Saved entries
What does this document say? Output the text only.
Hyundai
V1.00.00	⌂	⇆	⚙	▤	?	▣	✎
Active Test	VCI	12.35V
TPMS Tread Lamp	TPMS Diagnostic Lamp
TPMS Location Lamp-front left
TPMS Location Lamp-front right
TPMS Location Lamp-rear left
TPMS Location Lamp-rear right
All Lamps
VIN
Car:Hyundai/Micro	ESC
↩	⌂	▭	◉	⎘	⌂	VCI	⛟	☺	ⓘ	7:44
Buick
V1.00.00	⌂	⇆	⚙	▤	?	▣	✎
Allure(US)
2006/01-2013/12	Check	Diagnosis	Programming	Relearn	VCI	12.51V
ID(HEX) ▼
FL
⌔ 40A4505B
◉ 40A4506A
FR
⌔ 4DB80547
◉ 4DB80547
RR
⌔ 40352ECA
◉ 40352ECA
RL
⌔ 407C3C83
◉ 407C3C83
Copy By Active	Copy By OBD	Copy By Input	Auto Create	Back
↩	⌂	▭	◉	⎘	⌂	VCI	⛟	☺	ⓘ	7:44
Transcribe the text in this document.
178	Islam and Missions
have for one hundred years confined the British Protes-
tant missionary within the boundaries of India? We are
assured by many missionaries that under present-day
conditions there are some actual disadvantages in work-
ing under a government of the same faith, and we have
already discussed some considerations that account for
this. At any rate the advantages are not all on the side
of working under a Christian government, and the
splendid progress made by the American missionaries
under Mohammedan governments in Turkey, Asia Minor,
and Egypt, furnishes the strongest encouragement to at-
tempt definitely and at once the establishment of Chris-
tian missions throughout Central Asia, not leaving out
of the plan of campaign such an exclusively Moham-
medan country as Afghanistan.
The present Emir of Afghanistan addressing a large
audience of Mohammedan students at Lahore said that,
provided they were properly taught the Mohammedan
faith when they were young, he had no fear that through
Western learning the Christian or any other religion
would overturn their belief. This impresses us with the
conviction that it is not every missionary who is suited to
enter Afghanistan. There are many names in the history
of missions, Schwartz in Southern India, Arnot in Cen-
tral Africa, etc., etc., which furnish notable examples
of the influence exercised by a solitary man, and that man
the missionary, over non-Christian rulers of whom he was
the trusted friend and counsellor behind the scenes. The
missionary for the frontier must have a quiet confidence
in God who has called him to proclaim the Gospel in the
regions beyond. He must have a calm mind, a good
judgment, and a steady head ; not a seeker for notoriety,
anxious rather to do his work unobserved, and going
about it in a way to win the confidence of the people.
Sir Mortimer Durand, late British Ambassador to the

### Requirement
Quote the data in full, keeping each word unchanged.

### Solution for this task
What does this document say? Output the text only.
Hyundai
V1.00.00	⌂	⇆	⚙	▤	?	▣	✎
Active Test	VCI	12.35V
TPMS Tread Lamp	TPMS Diagnostic Lamp
TPMS Location Lamp-front left
TPMS Location Lamp-front right
TPMS Location Lamp-rear left
TPMS Location Lamp-rear right
All Lamps
VIN
Car:Hyundai/Micro	ESC
↩	⌂	▭	◉	⎘	⌂	VCI	⛟	☺	ⓘ	7:44
Buick
V1.00.00	⌂	⇆	⚙	▤	?	▣	✎
Allure(US)
2006/01-2013/12	Check	Diagnosis	Programming	Relearn	VCI	12.51V
ID(HEX) ▼
FL
⌔ 40A4505B
◉ 40A4506A
FR
⌔ 4DB80547
◉ 4DB80547
RR
⌔ 40352ECA
◉ 40352ECA
RL
⌔ 407C3C83
◉ 407C3C83
Copy By Active	Copy By OBD	Copy By Input	Auto Create	Back
↩	⌂	▭	◉	⎘	⌂	VCI	⛟	☺	ⓘ	7:44
Transcribe the text in this document.
178	Islam and Missions
have for one hundred years confined the British Protes-
tant missionary within the boundaries of India? We are
assured by many missionaries that under present-day
conditions there are some actual disadvantages in work-
ing under a government of the same faith, and we have
already discussed some considerations that account for
this. At any rate the advantages are not all on the side
of working under a Christian government, and the
splendid progress made by the American missionaries
under Mohammedan governments in Turkey, Asia Minor,
and Egypt, furnishes the strongest encouragement to at-
tempt definitely and at once the establishment of Chris-
tian missions throughout Central Asia, not leaving out
of the plan of campaign such an exclusively Moham-
medan country as Afghanistan.
The present Emir of Afghanistan addressing a large
audience of Mohammedan students at Lahore said that,
provided they were properly taught the Mohammedan
faith when they were young, he had no fear that through
Western learning the Christian or any other religion
would overturn their belief. This impresses us with the
conviction that it is not every missionary who is suited to
enter Afghanistan. There are many names in the history
of missions, Schwartz in Southern India, Arnot in Cen-
tral Africa, etc., etc., which furnish notable examples
of the influence exercised by a solitary man, and that man
the missionary, over non-Christian rulers of whom he was
the trusted friend and counsellor behind the scenes. The
missionary for the frontier must have a quiet confidence
in God who has called him to proclaim the Gospel in the
regions beyond. He must have a calm mind, a good
judgment, and a steady head ; not a seeker for notoriety,
anxious rather to do his work unobserved, and going
about it in a way to win the confidence of the people.
Sir Mortimer Durand, late British Ambassador to the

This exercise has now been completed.